Brief →
Copy every record word for word.

Rows from a figure dataset
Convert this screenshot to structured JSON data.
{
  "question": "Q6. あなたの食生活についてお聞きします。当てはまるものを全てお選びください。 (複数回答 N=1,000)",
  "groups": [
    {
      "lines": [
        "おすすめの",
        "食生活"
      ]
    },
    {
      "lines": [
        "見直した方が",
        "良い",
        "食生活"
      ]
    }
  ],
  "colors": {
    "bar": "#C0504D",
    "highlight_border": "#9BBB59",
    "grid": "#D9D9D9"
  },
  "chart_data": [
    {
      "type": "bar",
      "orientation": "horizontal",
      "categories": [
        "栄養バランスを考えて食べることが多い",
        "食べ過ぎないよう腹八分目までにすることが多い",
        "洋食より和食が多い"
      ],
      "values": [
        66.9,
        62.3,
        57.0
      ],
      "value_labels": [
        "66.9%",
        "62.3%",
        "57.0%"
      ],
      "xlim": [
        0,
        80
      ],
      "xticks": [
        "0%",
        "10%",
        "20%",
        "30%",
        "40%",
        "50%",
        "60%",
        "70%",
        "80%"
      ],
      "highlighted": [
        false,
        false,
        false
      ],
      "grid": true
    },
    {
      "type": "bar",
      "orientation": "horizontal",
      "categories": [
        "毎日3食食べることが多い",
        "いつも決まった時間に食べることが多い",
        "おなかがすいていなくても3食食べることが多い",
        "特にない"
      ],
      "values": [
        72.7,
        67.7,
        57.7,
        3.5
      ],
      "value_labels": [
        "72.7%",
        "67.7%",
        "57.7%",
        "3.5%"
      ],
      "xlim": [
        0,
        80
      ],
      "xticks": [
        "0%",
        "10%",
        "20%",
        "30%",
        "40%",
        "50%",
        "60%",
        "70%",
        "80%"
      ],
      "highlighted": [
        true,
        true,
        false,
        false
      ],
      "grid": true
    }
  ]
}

Result →
Convert this screenshot to structured JSON data.
{
  "question": "Q6. あなたの食生活についてお聞きします。当てはまるものを全てお選びください。 (複数回答 N=1,000)",
  "groups": [
    {
      "lines": [
        "おすすめの",
        "食生活"
      ]
    },
    {
      "lines": [
        "見直した方が",
        "良い",
        "食生活"
      ]
    }
  ],
  "colors": {
    "bar": "#C0504D",
    "highlight_border": "#9BBB59",
    "grid": "#D9D9D9"
  },
  "chart_data": [
    {
      "type": "bar",
      "orientation": "horizontal",
      "categories": [
        "栄養バランスを考えて食べることが多い",
        "食べ過ぎないよう腹八分目までにすることが多い",
        "洋食より和食が多い"
      ],
      "values": [
        66.9,
        62.3,
        57.0
      ],
      "value_labels": [
        "66.9%",
        "62.3%",
        "57.0%"
      ],
      "xlim": [
        0,
        80
      ],
      "xticks": [
        "0%",
        "10%",
        "20%",
        "30%",
        "40%",
        "50%",
        "60%",
        "70%",
        "80%"
      ],
      "highlighted": [
        false,
        false,
        false
      ],
      "grid": true
    },
    {
      "type": "bar",
      "orientation": "horizontal",
      "categories": [
        "毎日3食食べることが多い",
        "いつも決まった時間に食べることが多い",
        "おなかがすいていなくても3食食べることが多い",
        "特にない"
      ],
      "values": [
        72.7,
        67.7,
        57.7,
        3.5
      ],
      "value_labels": [
        "72.7%",
        "67.7%",
        "57.7%",
        "3.5%"
      ],
      "xlim": [
        0,
        80
      ],
      "xticks": [
        "0%",
        "10%",
        "20%",
        "30%",
        "40%",
        "50%",
        "60%",
        "70%",
        "80%"
      ],
      "highlighted": [
        true,
        true,
        false,
        false
      ],
      "grid": true
    }
  ]
}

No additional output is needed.